▶ _TASK_
Images should be left out, and everything else in the listing reproduced exactly.

-- start DATA TO PROCESS --

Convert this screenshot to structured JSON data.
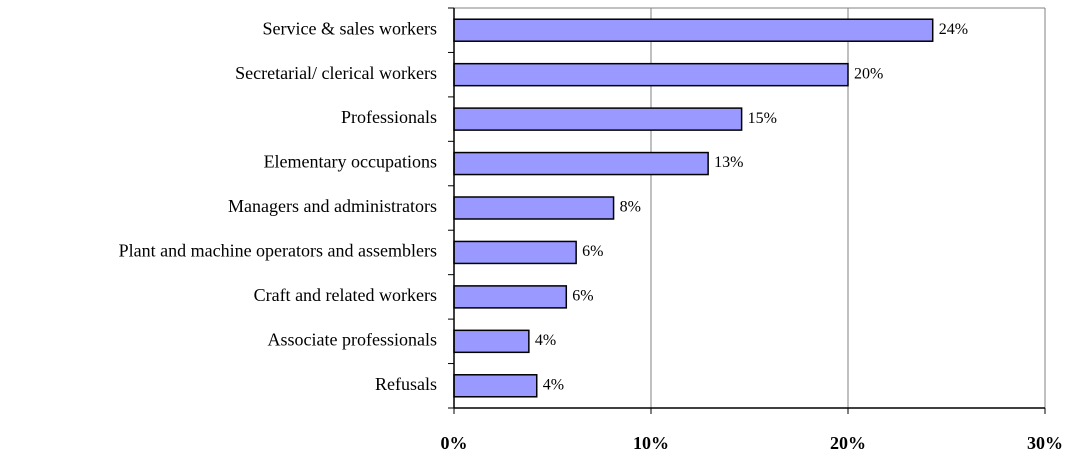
{
  "chart_data": {
    "type": "bar",
    "orientation": "horizontal",
    "categories": [
      "Service & sales workers",
      "Secretarial/ clerical workers",
      "Professionals",
      "Elementary occupations",
      "Managers and administrators",
      "Plant and machine operators and assemblers",
      "Craft and related workers",
      "Associate professionals",
      "Refusals"
    ],
    "values": [
      24.3,
      20.0,
      14.6,
      12.9,
      8.1,
      6.2,
      5.7,
      3.8,
      4.2
    ],
    "value_labels": [
      "24%",
      "20%",
      "15%",
      "13%",
      "8%",
      "6%",
      "6%",
      "4%",
      "4%"
    ],
    "color": "#9999ff",
    "xlim": [
      0,
      30
    ],
    "xticks": [
      {
        "value": 0,
        "label": "0%"
      },
      {
        "value": 10,
        "label": "10%"
      },
      {
        "value": 20,
        "label": "20%"
      },
      {
        "value": 30,
        "label": "30%"
      }
    ],
    "grid": true
  }
}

-- end DATA TO PROCESS --

▶ _WORKED ANSWER_
Convert this screenshot to structured JSON data.
{
  "chart_data": {
    "type": "bar",
    "orientation": "horizontal",
    "categories": [
      "Service & sales workers",
      "Secretarial/ clerical workers",
      "Professionals",
      "Elementary occupations",
      "Managers and administrators",
      "Plant and machine operators and assemblers",
      "Craft and related workers",
      "Associate professionals",
      "Refusals"
    ],
    "values": [
      24.3,
      20.0,
      14.6,
      12.9,
      8.1,
      6.2,
      5.7,
      3.8,
      4.2
    ],
    "value_labels": [
      "24%",
      "20%",
      "15%",
      "13%",
      "8%",
      "6%",
      "6%",
      "4%",
      "4%"
    ],
    "color": "#9999ff",
    "xlim": [
      0,
      30
    ],
    "xticks": [
      {
        "value": 0,
        "label": "0%"
      },
      {
        "value": 10,
        "label": "10%"
      },
      {
        "value": 20,
        "label": "20%"
      },
      {
        "value": 30,
        "label": "30%"
      }
    ],
    "grid": true
  }
}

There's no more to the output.